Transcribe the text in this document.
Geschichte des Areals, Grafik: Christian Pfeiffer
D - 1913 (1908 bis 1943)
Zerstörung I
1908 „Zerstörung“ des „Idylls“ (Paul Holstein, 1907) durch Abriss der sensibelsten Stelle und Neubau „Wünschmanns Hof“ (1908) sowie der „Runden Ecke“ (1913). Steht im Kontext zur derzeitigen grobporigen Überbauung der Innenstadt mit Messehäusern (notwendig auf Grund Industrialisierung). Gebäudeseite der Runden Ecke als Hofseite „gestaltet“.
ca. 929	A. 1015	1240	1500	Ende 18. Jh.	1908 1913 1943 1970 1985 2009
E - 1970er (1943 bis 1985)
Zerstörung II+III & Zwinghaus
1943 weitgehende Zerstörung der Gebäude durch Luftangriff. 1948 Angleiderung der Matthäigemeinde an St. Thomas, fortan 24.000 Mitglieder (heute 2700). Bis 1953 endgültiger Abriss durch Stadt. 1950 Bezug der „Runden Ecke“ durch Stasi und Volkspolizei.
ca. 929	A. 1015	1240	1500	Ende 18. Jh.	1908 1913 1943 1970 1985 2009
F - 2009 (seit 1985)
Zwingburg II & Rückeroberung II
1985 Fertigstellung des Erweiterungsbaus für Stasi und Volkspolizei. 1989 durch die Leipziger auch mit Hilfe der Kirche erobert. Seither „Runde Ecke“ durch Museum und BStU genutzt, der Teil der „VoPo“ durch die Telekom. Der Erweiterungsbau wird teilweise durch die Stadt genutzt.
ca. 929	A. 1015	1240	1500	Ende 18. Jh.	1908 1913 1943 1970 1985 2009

+++

The full set of records should be duplicated exactly.

Transcribe the text in this document.
Geschichte des Areals, Grafik: Christian Pfeiffer
D - 1913 (1908 bis 1943)
Zerstörung I
1908 „Zerstörung“ des „Idylls“ (Paul Holstein, 1907) durch Abriss der sensibelsten Stelle und Neubau „Wünschmanns Hof“ (1908) sowie der „Runden Ecke“ (1913). Steht im Kontext zur derzeitigen grobporigen Überbauung der Innenstadt mit Messehäusern (notwendig auf Grund Industrialisierung). Gebäudeseite der Runden Ecke als Hofseite „gestaltet“.
ca. 929	A. 1015	1240	1500	Ende 18. Jh.	1908 1913 1943 1970 1985 2009
E - 1970er (1943 bis 1985)
Zerstörung II+III & Zwinghaus
1943 weitgehende Zerstörung der Gebäude durch Luftangriff. 1948 Angleiderung der Matthäigemeinde an St. Thomas, fortan 24.000 Mitglieder (heute 2700). Bis 1953 endgültiger Abriss durch Stadt. 1950 Bezug der „Runden Ecke“ durch Stasi und Volkspolizei.
ca. 929	A. 1015	1240	1500	Ende 18. Jh.	1908 1913 1943 1970 1985 2009
F - 2009 (seit 1985)
Zwingburg II & Rückeroberung II
1985 Fertigstellung des Erweiterungsbaus für Stasi und Volkspolizei. 1989 durch die Leipziger auch mit Hilfe der Kirche erobert. Seither „Runde Ecke“ durch Museum und BStU genutzt, der Teil der „VoPo“ durch die Telekom. Der Erweiterungsbau wird teilweise durch die Stadt genutzt.
ca. 929	A. 1015	1240	1500	Ende 18. Jh.	1908 1913 1943 1970 1985 2009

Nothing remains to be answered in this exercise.